WHAT THIS TASK INVOLVES: What follows is a block of records; restate each one word for word.

SUPPLIED DATA Start Marker

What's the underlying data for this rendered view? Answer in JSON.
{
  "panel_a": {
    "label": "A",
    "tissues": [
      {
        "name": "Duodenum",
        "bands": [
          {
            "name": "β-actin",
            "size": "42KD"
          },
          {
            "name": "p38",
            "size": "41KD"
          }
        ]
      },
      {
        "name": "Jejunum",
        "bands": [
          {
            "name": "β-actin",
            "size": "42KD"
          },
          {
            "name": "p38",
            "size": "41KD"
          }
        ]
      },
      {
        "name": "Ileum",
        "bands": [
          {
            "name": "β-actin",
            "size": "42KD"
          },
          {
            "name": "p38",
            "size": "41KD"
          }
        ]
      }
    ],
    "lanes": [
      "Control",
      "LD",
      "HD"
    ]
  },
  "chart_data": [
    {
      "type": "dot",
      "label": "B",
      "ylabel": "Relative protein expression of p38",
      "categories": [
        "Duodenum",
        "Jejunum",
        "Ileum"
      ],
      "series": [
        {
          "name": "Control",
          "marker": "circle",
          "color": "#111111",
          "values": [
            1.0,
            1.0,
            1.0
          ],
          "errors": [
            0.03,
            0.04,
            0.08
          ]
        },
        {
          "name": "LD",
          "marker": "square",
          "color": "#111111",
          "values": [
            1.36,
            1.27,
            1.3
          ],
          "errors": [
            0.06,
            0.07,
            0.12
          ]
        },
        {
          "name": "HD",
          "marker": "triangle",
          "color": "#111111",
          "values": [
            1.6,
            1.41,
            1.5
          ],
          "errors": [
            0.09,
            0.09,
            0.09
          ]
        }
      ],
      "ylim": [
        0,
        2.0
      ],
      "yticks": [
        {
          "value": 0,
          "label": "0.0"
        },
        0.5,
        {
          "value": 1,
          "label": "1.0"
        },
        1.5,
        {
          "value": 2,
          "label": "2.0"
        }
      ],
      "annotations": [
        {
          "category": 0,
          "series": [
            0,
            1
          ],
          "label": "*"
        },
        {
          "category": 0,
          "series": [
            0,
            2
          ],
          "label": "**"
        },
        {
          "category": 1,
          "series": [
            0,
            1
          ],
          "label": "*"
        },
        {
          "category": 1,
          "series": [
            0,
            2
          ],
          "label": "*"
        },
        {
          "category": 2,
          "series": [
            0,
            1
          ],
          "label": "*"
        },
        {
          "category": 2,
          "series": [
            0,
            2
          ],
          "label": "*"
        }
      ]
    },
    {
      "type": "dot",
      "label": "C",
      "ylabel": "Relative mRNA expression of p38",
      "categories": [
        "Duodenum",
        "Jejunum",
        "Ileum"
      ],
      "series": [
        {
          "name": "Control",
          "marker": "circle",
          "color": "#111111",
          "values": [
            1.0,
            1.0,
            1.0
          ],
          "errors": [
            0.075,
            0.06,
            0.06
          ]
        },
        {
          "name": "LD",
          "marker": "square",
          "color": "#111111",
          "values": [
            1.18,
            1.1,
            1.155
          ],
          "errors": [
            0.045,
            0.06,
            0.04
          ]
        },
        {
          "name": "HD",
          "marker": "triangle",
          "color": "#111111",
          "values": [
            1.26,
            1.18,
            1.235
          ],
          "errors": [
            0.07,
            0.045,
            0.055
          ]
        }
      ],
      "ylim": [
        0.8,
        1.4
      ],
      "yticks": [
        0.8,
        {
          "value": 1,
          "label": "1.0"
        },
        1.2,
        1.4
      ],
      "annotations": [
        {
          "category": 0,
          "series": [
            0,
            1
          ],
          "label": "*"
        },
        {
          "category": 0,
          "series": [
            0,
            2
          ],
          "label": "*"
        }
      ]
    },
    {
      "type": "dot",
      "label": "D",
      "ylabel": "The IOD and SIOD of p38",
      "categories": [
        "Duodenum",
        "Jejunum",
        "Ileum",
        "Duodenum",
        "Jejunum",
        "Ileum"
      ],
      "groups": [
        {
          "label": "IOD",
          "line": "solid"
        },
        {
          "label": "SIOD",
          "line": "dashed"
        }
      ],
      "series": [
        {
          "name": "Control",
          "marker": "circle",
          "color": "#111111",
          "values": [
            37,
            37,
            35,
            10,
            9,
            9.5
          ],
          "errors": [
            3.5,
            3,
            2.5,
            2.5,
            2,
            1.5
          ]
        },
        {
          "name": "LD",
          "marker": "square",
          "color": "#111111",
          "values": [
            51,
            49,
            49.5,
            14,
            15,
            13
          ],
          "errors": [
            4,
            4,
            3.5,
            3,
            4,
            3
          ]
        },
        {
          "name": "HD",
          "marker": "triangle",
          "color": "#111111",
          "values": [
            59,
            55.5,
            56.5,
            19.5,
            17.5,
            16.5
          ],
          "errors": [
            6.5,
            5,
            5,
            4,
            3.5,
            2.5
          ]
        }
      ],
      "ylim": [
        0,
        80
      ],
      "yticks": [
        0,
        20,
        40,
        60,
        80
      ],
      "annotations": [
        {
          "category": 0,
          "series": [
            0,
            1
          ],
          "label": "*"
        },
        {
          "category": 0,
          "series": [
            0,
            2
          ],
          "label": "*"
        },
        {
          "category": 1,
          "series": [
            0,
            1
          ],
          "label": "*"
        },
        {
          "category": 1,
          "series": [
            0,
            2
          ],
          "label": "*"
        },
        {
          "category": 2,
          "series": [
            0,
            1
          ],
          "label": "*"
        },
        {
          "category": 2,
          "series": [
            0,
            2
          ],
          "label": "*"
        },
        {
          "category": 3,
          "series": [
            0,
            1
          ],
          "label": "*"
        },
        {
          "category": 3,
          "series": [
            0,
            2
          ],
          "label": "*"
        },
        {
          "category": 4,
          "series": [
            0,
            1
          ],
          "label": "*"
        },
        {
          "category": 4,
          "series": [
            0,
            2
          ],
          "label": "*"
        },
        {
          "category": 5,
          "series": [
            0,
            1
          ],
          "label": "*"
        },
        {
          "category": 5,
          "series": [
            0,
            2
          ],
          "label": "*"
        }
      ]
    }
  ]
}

SUPPLIED DATA End Marker

WRITTEN ANSWER:
What's the underlying data for this rendered view? Answer in JSON.
{
  "panel_a": {
    "label": "A",
    "tissues": [
      {
        "name": "Duodenum",
        "bands": [
          {
            "name": "β-actin",
            "size": "42KD"
          },
          {
            "name": "p38",
            "size": "41KD"
          }
        ]
      },
      {
        "name": "Jejunum",
        "bands": [
          {
            "name": "β-actin",
            "size": "42KD"
          },
          {
            "name": "p38",
            "size": "41KD"
          }
        ]
      },
      {
        "name": "Ileum",
        "bands": [
          {
            "name": "β-actin",
            "size": "42KD"
          },
          {
            "name": "p38",
            "size": "41KD"
          }
        ]
      }
    ],
    "lanes": [
      "Control",
      "LD",
      "HD"
    ]
  },
  "chart_data": [
    {
      "type": "dot",
      "label": "B",
      "ylabel": "Relative protein expression of p38",
      "categories": [
        "Duodenum",
        "Jejunum",
        "Ileum"
      ],
      "series": [
        {
          "name": "Control",
          "marker": "circle",
          "color": "#111111",
          "values": [
            1.0,
            1.0,
            1.0
          ],
          "errors": [
            0.03,
            0.04,
            0.08
          ]
        },
        {
          "name": "LD",
          "marker": "square",
          "color": "#111111",
          "values": [
            1.36,
            1.27,
            1.3
          ],
          "errors": [
            0.06,
            0.07,
            0.12
          ]
        },
        {
          "name": "HD",
          "marker": "triangle",
          "color": "#111111",
          "values": [
            1.6,
            1.41,
            1.5
          ],
          "errors": [
            0.09,
            0.09,
            0.09
          ]
        }
      ],
      "ylim": [
        0,
        2.0
      ],
      "yticks": [
        {
          "value": 0,
          "label": "0.0"
        },
        0.5,
        {
          "value": 1,
          "label": "1.0"
        },
        1.5,
        {
          "value": 2,
          "label": "2.0"
        }
      ],
      "annotations": [
        {
          "category": 0,
          "series": [
            0,
            1
          ],
          "label": "*"
        },
        {
          "category": 0,
          "series": [
            0,
            2
          ],
          "label": "**"
        },
        {
          "category": 1,
          "series": [
            0,
            1
          ],
          "label": "*"
        },
        {
          "category": 1,
          "series": [
            0,
            2
          ],
          "label": "*"
        },
        {
          "category": 2,
          "series": [
            0,
            1
          ],
          "label": "*"
        },
        {
          "category": 2,
          "series": [
            0,
            2
          ],
          "label": "*"
        }
      ]
    },
    {
      "type": "dot",
      "label": "C",
      "ylabel": "Relative mRNA expression of p38",
      "categories": [
        "Duodenum",
        "Jejunum",
        "Ileum"
      ],
      "series": [
        {
          "name": "Control",
          "marker": "circle",
          "color": "#111111",
          "values": [
            1.0,
            1.0,
            1.0
          ],
          "errors": [
            0.075,
            0.06,
            0.06
          ]
        },
        {
          "name": "LD",
          "marker": "square",
          "color": "#111111",
          "values": [
            1.18,
            1.1,
            1.155
          ],
          "errors": [
            0.045,
            0.06,
            0.04
          ]
        },
        {
          "name": "HD",
          "marker": "triangle",
          "color": "#111111",
          "values": [
            1.26,
            1.18,
            1.235
          ],
          "errors": [
            0.07,
            0.045,
            0.055
          ]
        }
      ],
      "ylim": [
        0.8,
        1.4
      ],
      "yticks": [
        0.8,
        {
          "value": 1,
          "label": "1.0"
        },
        1.2,
        1.4
      ],
      "annotations": [
        {
          "category": 0,
          "series": [
            0,
            1
          ],
          "label": "*"
        },
        {
          "category": 0,
          "series": [
            0,
            2
          ],
          "label": "*"
        }
      ]
    },
    {
      "type": "dot",
      "label": "D",
      "ylabel": "The IOD and SIOD of p38",
      "categories": [
        "Duodenum",
        "Jejunum",
        "Ileum",
        "Duodenum",
        "Jejunum",
        "Ileum"
      ],
      "groups": [
        {
          "label": "IOD",
          "line": "solid"
        },
        {
          "label": "SIOD",
          "line": "dashed"
        }
      ],
      "series": [
        {
          "name": "Control",
          "marker": "circle",
          "color": "#111111",
          "values": [
            37,
            37,
            35,
            10,
            9,
            9.5
          ],
          "errors": [
            3.5,
            3,
            2.5,
            2.5,
            2,
            1.5
          ]
        },
        {
          "name": "LD",
          "marker": "square",
          "color": "#111111",
          "values": [
            51,
            49,
            49.5,
            14,
            15,
            13
          ],
          "errors": [
            4,
            4,
            3.5,
            3,
            4,
            3
          ]
        },
        {
          "name": "HD",
          "marker": "triangle",
          "color": "#111111",
          "values": [
            59,
            55.5,
            56.5,
            19.5,
            17.5,
            16.5
          ],
          "errors": [
            6.5,
            5,
            5,
            4,
            3.5,
            2.5
          ]
        }
      ],
      "ylim": [
        0,
        80
      ],
      "yticks": [
        0,
        20,
        40,
        60,
        80
      ],
      "annotations": [
        {
          "category": 0,
          "series": [
            0,
            1
          ],
          "label": "*"
        },
        {
          "category": 0,
          "series": [
            0,
            2
          ],
          "label": "*"
        },
        {
          "category": 1,
          "series": [
            0,
            1
          ],
          "label": "*"
        },
        {
          "category": 1,
          "series": [
            0,
            2
          ],
          "label": "*"
        },
        {
          "category": 2,
          "series": [
            0,
            1
          ],
          "label": "*"
        },
        {
          "category": 2,
          "series": [
            0,
            2
          ],
          "label": "*"
        },
        {
          "category": 3,
          "series": [
            0,
            1
          ],
          "label": "*"
        },
        {
          "category": 3,
          "series": [
            0,
            2
          ],
          "label": "*"
        },
        {
          "category": 4,
          "series": [
            0,
            1
          ],
          "label": "*"
        },
        {
          "category": 4,
          "series": [
            0,
            2
          ],
          "label": "*"
        },
        {
          "category": 5,
          "series": [
            0,
            1
          ],
          "label": "*"
        },
        {
          "category": 5,
          "series": [
            0,
            2
          ],
          "label": "*"
        }
      ]
    }
  ]
}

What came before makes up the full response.